:: Records ::

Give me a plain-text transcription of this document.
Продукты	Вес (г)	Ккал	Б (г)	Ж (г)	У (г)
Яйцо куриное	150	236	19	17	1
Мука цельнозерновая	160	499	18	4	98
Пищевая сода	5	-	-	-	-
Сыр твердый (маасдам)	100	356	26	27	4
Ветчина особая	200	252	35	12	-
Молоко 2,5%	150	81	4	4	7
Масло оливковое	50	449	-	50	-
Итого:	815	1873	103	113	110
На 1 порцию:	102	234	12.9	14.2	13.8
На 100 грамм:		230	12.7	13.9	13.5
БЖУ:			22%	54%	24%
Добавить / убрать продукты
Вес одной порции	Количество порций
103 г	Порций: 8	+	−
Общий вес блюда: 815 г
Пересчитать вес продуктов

:: Your goal ::
Repeat the records above exactly, from the first line to the last.

:: Result of the task ::
Give me a plain-text transcription of this document.
Продукты	Вес (г)	Ккал	Б (г)	Ж (г)	У (г)
Яйцо куриное	150	236	19	17	1
Мука цельнозерновая	160	499	18	4	98
Пищевая сода	5	-	-	-	-
Сыр твердый (маасдам)	100	356	26	27	4
Ветчина особая	200	252	35	12	-
Молоко 2,5%	150	81	4	4	7
Масло оливковое	50	449	-	50	-
Итого:	815	1873	103	113	110
На 1 порцию:	102	234	12.9	14.2	13.8
На 100 грамм:		230	12.7	13.9	13.5
БЖУ:			22%	54%	24%
Добавить / убрать продукты
Вес одной порции	Количество порций
103 г	Порций: 8	+	−
Общий вес блюда: 815 г
Пересчитать вес продуктов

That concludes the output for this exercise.